◆ **Records to process**:
-- BEGIN --

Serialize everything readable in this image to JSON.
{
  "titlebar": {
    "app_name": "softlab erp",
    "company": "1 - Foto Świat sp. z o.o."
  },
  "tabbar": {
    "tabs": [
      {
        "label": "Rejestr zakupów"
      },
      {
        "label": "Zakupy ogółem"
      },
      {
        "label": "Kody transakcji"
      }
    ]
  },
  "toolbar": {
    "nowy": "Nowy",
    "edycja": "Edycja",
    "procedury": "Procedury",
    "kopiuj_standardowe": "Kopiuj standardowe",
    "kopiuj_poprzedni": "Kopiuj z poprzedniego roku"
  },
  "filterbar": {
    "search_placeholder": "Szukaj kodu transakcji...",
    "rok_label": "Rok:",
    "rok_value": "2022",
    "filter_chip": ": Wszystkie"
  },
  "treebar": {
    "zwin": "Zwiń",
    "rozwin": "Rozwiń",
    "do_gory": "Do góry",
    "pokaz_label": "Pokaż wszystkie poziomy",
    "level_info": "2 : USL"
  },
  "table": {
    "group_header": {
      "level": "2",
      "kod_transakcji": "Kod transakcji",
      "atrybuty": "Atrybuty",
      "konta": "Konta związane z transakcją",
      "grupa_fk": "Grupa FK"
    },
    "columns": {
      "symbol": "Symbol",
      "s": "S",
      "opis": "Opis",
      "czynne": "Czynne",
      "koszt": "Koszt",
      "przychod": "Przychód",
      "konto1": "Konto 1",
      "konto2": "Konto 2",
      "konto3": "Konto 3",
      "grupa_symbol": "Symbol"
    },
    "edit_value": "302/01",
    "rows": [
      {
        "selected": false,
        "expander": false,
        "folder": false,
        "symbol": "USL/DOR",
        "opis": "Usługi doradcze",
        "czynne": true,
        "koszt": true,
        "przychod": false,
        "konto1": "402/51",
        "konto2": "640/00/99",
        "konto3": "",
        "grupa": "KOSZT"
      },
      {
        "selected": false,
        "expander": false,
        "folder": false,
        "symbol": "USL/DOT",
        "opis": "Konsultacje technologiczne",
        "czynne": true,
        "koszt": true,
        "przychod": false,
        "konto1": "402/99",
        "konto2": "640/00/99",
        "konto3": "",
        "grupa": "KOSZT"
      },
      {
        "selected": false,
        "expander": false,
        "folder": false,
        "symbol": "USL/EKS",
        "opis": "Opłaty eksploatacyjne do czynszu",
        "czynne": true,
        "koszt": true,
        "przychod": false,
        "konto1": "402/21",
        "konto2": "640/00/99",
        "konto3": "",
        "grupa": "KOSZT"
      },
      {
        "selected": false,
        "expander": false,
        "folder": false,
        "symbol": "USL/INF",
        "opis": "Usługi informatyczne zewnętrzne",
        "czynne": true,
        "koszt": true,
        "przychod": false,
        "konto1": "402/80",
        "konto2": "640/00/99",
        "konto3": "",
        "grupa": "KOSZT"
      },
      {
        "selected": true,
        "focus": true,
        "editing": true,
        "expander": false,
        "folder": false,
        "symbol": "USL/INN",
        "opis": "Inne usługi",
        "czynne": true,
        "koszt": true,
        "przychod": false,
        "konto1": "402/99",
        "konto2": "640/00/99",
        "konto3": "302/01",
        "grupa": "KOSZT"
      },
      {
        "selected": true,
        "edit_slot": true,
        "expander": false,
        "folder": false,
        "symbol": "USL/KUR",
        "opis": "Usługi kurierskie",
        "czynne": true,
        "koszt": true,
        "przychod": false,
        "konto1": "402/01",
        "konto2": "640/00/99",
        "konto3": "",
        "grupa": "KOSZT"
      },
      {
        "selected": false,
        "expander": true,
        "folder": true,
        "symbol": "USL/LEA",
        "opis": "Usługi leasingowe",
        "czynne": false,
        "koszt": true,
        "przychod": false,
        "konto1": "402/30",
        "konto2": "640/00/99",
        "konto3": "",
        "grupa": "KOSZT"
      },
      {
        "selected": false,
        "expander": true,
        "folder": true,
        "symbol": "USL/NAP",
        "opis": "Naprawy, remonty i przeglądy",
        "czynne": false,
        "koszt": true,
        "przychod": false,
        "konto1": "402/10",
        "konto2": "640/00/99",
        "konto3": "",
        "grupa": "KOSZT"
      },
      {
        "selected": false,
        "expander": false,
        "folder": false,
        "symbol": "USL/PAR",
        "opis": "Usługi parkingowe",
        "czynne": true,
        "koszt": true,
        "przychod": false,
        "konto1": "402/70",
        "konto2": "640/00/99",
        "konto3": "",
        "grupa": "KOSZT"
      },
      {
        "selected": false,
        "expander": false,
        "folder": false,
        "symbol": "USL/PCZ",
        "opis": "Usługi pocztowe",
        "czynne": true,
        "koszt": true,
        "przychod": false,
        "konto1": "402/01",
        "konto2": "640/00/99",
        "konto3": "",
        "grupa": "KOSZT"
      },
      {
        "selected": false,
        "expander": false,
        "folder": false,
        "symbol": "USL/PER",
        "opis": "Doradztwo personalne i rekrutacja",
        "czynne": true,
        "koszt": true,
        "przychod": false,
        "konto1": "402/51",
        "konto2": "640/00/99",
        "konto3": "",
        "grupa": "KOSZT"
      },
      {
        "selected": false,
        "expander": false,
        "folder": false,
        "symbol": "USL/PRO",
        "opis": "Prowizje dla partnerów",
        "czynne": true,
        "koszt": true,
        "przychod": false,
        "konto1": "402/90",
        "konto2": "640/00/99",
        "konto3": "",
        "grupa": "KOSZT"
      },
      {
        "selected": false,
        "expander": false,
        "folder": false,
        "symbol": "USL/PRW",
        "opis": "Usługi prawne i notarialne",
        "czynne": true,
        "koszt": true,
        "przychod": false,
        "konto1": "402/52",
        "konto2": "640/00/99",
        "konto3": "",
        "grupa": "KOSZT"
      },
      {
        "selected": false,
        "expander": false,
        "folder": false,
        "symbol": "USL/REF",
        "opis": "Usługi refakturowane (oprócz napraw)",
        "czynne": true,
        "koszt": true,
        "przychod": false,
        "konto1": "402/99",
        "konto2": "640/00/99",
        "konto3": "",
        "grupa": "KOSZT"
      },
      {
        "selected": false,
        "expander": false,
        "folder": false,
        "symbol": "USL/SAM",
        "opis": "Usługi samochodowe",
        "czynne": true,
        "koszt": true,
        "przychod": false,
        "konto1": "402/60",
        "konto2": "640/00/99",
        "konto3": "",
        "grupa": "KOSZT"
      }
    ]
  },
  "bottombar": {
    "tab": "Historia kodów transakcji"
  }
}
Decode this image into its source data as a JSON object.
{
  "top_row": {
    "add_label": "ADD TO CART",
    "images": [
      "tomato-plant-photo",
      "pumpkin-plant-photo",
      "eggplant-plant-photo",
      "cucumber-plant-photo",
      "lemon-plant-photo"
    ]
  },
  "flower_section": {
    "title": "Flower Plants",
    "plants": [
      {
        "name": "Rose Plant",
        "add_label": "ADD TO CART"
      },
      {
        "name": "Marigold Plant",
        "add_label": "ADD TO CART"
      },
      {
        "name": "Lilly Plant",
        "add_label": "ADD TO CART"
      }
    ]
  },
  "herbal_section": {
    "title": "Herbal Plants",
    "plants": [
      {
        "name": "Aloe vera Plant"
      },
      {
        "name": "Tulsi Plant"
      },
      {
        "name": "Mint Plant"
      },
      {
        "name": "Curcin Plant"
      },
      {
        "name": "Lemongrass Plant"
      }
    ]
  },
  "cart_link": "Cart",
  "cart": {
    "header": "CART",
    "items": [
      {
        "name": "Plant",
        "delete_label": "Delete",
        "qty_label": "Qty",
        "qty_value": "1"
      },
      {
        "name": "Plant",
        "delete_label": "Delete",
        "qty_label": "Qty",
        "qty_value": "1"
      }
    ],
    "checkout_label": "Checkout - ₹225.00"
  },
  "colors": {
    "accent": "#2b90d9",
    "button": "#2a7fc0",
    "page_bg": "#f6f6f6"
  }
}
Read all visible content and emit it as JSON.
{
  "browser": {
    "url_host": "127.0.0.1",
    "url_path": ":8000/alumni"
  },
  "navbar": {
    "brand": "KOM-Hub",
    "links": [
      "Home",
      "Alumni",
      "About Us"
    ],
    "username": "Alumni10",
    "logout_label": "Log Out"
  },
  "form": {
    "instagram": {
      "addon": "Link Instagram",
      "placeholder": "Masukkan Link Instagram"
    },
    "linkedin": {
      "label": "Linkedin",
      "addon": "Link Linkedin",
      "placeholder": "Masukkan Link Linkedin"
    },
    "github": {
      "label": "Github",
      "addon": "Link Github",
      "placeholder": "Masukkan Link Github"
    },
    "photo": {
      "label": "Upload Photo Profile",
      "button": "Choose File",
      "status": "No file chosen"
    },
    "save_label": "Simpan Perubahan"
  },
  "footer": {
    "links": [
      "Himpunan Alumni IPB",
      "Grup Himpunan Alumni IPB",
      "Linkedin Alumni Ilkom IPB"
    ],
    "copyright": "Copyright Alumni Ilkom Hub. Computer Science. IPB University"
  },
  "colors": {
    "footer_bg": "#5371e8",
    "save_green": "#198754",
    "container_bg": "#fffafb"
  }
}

-- END --

◆ **What the exercise asks**:
From the listing above, return each line with the word "Himpunan".

◆ **Output for this task**:
      "Himpunan Alumni IPB",
      "Grup Himpunan Alumni IPB",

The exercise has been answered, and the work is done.